(Stored data)

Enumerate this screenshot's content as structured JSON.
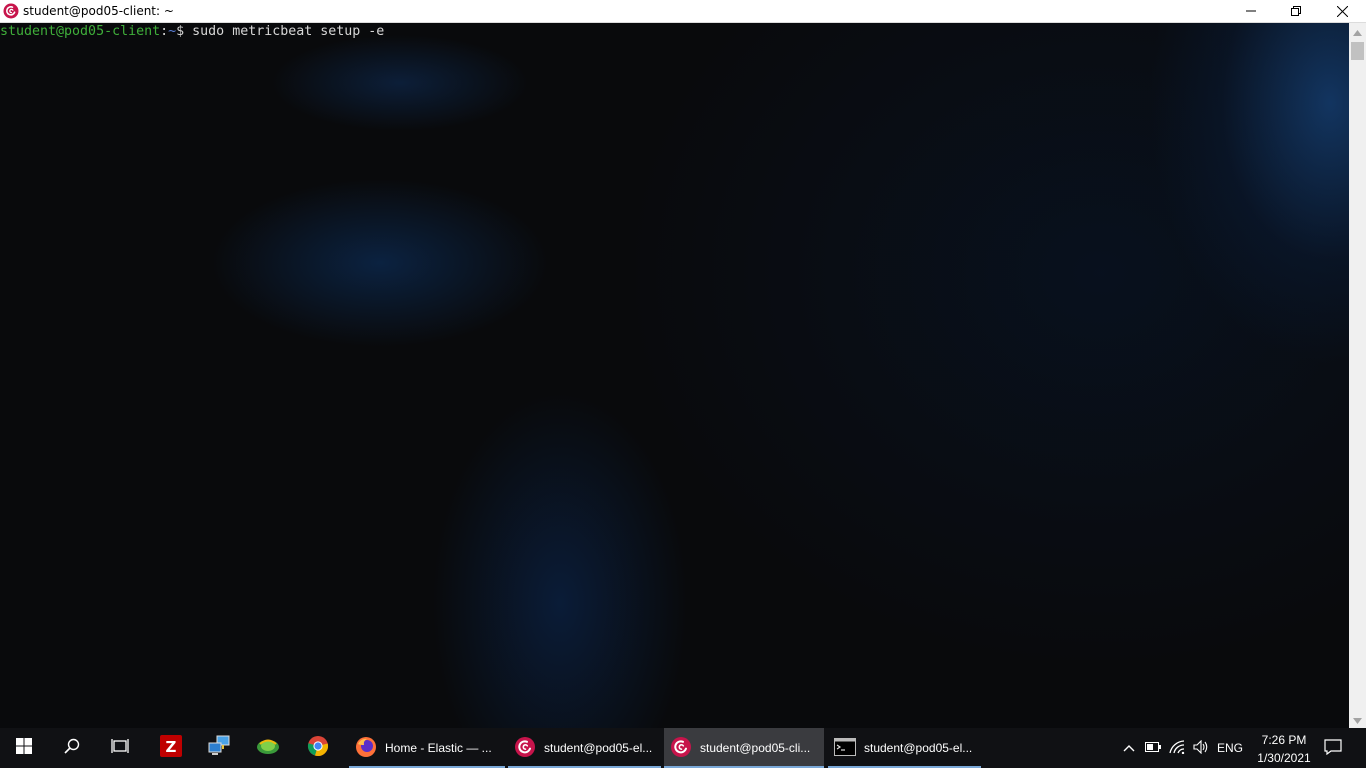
{
  "window": {
    "title": "student@pod05-client: ~",
    "app_icon": "debian-swirl-icon",
    "controls": [
      "minimize-icon",
      "restore-icon",
      "close-icon"
    ]
  },
  "terminal": {
    "prompt_user_host": "student@pod05-client",
    "prompt_colon": ":",
    "prompt_path": "~",
    "prompt_dollar": "$",
    "command": " sudo metricbeat setup -e"
  },
  "taskbar": {
    "pinned": [
      {
        "name": "start-button",
        "icon": "windows-logo-icon"
      },
      {
        "name": "search-button",
        "icon": "search-icon"
      },
      {
        "name": "task-view-button",
        "icon": "task-view-icon"
      },
      {
        "name": "filezilla-button",
        "icon": "filezilla-icon"
      },
      {
        "name": "network-app-button",
        "icon": "network-computer-icon"
      },
      {
        "name": "globe-app-button",
        "icon": "globe-icon"
      },
      {
        "name": "chrome-button",
        "icon": "chrome-icon"
      }
    ],
    "apps": [
      {
        "label": "Home - Elastic — ...",
        "icon": "firefox-icon"
      },
      {
        "label": "student@pod05-el...",
        "icon": "debian-swirl-icon"
      },
      {
        "label": "student@pod05-cli...",
        "icon": "debian-swirl-icon",
        "active": true
      },
      {
        "label": "student@pod05-el...",
        "icon": "console-icon"
      }
    ],
    "tray": {
      "language": "ENG",
      "time": "7:26 PM",
      "date": "1/30/2021",
      "icons": [
        "chevron-up-icon",
        "battery-icon",
        "wifi-icon",
        "speaker-icon",
        "notification-icon"
      ]
    }
  },
  "colors": {
    "prompt_user": "#3fae3a",
    "prompt_path": "#5a7fd8",
    "taskbar_bg": "#101114",
    "active_underline": "#7aa8d8"
  }
}
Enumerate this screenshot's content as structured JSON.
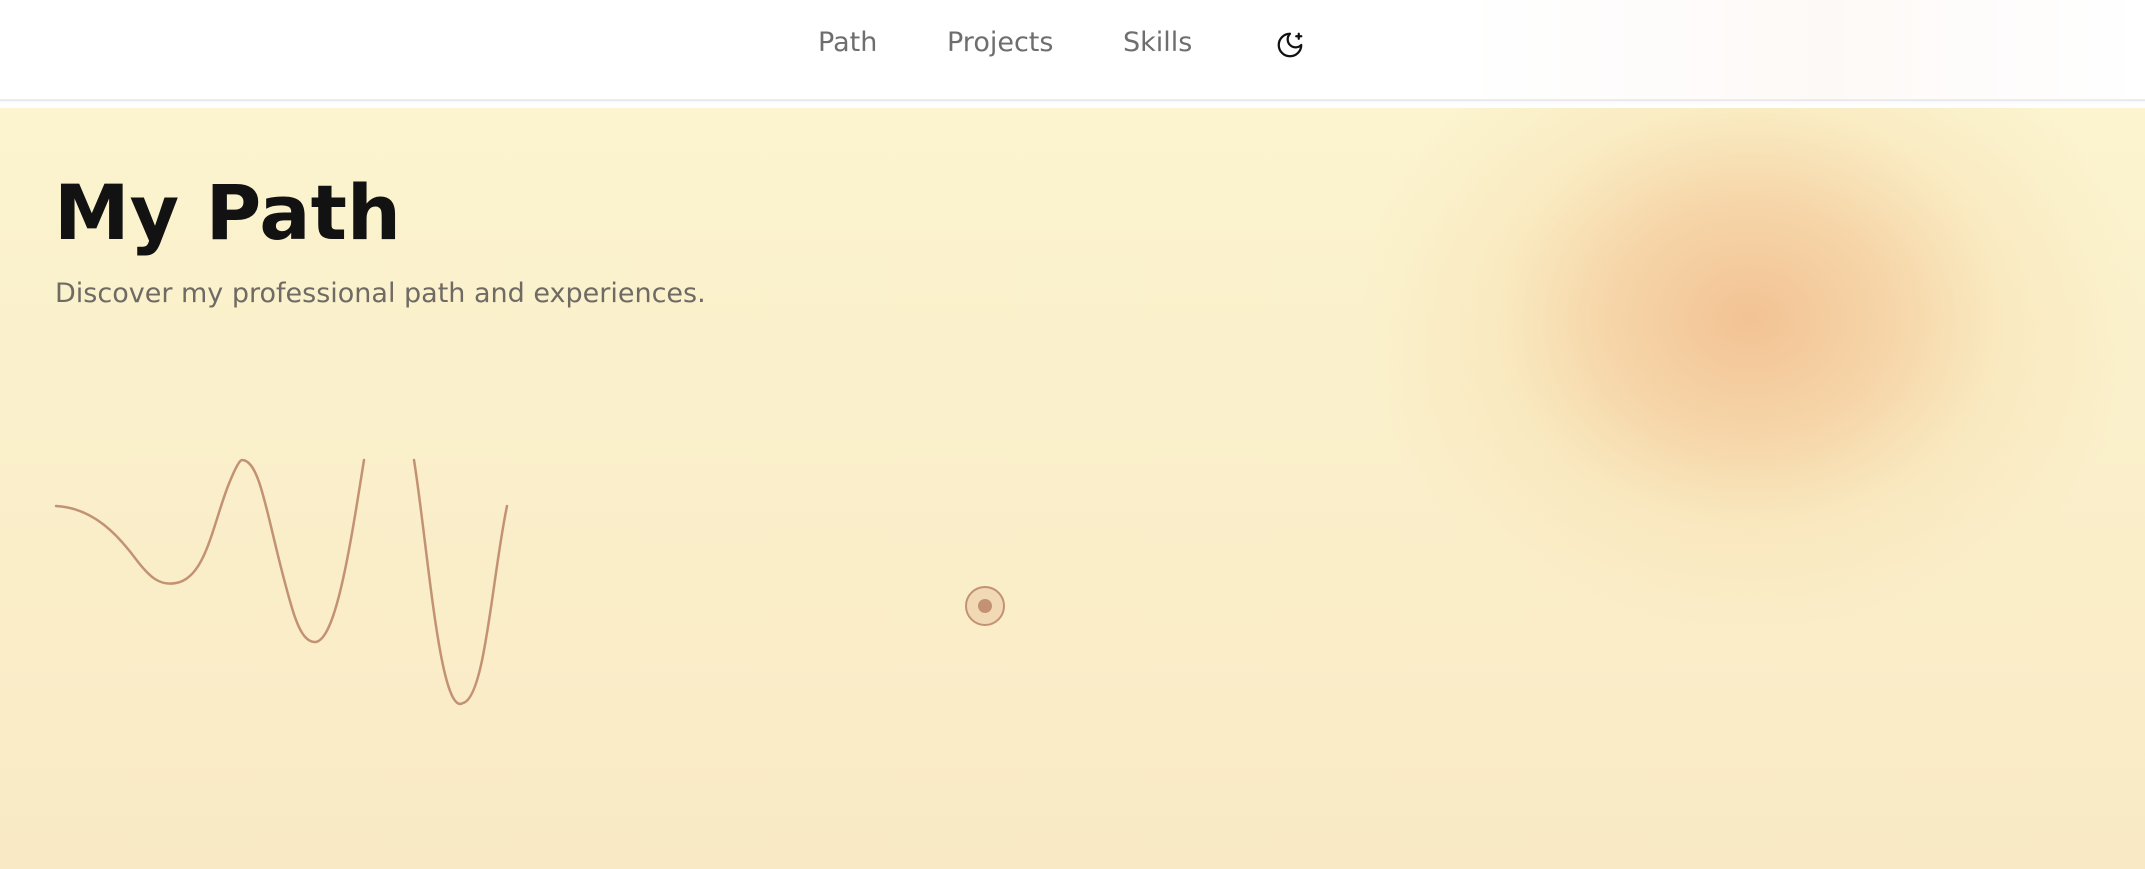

◆ **PROBLEM DETAILS**: Search the records for the word "swirl". Copy every line that has it.

◆ **FULL OUTPUT**:
    "app_icon": "debian-swirl-icon",
        "icon": "debian-swirl-icon"
        "icon": "debian-swirl-icon",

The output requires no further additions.